## Written task
Extract all lines containing "TRAITS".
--- BEGIN ---
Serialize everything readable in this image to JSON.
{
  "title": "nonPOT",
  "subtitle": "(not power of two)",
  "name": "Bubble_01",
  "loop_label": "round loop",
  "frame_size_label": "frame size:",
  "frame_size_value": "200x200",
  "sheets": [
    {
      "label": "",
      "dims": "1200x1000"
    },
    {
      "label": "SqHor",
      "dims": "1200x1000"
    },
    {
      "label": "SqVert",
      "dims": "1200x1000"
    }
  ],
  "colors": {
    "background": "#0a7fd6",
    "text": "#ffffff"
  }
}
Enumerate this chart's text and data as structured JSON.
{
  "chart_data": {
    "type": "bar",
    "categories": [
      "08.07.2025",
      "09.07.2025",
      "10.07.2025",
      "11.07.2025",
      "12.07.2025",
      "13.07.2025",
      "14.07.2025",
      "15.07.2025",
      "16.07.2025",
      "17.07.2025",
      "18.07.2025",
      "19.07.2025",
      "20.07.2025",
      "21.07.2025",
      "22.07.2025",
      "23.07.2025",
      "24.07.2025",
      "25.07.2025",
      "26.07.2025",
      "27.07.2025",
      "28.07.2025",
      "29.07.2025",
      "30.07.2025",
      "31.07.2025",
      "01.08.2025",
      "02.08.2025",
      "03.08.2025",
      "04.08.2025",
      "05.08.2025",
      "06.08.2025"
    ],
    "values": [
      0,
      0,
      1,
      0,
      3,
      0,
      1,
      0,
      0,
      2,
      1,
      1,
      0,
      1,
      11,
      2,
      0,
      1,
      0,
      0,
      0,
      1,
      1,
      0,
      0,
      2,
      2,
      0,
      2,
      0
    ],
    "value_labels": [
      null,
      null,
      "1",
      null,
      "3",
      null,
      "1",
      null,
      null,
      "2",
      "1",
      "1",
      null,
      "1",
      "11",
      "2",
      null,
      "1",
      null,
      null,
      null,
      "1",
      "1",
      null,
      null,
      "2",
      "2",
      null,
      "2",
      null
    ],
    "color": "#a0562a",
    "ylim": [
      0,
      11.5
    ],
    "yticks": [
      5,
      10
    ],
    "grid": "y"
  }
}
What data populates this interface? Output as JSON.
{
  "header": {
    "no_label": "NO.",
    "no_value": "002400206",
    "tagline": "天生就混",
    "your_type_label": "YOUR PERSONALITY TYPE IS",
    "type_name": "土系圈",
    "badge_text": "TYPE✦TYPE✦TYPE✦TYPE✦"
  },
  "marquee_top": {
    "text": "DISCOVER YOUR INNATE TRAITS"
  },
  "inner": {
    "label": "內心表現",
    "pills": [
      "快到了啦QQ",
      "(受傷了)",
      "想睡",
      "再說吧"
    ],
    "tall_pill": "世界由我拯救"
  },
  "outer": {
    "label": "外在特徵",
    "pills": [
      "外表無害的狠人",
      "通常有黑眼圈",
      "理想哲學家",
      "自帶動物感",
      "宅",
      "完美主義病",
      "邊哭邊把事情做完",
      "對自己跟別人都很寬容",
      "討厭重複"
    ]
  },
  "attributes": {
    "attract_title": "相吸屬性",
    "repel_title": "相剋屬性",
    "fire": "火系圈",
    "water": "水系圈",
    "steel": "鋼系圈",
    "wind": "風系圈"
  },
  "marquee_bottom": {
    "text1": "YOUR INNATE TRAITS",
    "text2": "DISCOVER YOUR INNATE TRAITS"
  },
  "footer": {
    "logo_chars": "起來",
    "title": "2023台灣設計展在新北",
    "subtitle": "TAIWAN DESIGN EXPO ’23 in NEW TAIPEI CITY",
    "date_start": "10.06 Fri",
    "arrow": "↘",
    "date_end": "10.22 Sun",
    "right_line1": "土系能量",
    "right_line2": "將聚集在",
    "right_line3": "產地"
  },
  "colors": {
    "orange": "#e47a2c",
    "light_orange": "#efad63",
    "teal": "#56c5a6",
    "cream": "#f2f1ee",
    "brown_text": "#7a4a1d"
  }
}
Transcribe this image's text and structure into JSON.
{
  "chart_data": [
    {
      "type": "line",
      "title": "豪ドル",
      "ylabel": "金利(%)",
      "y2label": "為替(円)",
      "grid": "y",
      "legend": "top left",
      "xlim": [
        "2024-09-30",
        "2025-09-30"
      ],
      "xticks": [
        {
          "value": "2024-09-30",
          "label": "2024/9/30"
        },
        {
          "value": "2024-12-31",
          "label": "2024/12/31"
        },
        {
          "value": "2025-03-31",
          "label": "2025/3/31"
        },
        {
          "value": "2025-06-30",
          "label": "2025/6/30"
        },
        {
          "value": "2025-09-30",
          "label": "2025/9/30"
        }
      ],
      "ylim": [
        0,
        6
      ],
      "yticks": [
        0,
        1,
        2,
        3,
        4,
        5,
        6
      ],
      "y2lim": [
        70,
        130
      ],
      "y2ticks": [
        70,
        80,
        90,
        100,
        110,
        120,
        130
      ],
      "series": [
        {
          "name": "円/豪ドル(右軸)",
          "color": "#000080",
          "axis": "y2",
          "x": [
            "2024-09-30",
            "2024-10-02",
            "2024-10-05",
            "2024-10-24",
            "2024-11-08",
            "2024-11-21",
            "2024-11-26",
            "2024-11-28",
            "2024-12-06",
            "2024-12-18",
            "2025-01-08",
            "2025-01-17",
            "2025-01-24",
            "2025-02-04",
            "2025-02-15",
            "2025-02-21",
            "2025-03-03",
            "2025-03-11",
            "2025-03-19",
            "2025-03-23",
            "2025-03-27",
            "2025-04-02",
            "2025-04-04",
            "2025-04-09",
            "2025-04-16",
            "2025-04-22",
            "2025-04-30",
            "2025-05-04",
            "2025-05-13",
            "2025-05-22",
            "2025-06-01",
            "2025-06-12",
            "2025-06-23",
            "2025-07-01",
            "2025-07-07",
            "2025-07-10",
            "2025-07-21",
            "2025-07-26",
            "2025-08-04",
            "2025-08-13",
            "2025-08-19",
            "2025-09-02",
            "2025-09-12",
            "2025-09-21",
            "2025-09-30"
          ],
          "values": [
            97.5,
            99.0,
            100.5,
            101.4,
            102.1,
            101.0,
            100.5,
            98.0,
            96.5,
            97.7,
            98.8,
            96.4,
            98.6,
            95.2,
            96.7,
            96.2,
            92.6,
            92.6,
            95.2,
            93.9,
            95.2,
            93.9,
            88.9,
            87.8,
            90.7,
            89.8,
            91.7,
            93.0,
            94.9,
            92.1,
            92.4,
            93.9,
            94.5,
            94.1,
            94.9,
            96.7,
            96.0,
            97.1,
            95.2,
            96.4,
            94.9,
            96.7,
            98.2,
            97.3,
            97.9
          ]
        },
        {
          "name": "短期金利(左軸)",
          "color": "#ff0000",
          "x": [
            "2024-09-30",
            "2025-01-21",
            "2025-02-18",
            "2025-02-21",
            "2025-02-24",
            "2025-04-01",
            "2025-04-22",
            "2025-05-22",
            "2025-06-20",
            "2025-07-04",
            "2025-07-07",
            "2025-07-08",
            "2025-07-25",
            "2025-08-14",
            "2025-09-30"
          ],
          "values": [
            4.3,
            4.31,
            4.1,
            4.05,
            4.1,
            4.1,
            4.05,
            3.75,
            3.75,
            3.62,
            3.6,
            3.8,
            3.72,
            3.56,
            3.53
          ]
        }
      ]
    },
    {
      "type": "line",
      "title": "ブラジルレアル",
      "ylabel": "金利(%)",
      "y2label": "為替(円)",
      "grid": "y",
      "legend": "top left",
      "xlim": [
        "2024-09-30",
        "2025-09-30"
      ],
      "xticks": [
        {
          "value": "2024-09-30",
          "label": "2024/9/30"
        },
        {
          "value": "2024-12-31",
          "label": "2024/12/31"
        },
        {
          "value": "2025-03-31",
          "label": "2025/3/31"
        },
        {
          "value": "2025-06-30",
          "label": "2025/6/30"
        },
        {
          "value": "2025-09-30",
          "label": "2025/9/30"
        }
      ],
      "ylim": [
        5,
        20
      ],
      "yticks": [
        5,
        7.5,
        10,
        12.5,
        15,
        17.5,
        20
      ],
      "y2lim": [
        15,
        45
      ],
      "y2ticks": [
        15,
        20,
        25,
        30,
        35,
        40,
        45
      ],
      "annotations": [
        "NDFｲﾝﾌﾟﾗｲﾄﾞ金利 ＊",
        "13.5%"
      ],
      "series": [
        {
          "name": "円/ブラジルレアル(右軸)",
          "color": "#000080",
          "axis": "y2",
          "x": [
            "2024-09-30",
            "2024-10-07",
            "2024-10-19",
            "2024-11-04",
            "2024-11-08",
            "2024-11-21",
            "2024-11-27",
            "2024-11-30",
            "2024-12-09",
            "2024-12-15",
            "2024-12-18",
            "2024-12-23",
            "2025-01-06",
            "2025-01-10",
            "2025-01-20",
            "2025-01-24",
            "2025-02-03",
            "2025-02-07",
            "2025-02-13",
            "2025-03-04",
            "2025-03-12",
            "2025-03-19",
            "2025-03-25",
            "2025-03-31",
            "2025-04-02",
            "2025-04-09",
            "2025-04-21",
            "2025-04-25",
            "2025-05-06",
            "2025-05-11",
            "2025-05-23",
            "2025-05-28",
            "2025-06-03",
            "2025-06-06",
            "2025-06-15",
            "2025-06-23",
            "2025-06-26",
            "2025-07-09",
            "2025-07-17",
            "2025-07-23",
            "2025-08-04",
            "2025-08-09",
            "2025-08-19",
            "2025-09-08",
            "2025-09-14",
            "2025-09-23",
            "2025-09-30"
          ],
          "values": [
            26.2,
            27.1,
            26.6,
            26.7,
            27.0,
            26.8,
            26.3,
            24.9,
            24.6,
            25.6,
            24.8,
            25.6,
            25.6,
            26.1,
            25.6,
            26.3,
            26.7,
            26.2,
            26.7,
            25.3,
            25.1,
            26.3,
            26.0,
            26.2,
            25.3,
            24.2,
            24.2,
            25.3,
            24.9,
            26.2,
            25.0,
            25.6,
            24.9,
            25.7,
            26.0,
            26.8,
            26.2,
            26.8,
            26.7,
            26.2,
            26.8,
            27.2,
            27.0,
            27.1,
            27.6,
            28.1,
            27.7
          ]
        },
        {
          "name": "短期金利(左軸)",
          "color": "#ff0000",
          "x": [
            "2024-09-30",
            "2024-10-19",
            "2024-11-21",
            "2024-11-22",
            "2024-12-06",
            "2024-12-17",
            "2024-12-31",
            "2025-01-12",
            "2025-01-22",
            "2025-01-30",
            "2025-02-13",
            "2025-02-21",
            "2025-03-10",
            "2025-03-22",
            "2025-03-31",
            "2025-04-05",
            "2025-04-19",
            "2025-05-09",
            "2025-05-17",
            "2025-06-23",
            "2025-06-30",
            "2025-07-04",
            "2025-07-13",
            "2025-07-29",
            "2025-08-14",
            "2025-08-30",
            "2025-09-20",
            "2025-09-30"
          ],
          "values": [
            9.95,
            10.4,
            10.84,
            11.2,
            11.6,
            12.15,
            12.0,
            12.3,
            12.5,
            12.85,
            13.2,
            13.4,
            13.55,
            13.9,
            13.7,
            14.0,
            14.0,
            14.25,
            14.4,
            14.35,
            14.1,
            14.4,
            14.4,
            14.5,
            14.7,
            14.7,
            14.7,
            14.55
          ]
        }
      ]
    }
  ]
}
--- END ---
## Response to this task
    "text": "DISCOVER YOUR INNATE TRAITS"
    "text1": "YOUR INNATE TRAITS",
    "text2": "DISCOVER YOUR INNATE TRAITS"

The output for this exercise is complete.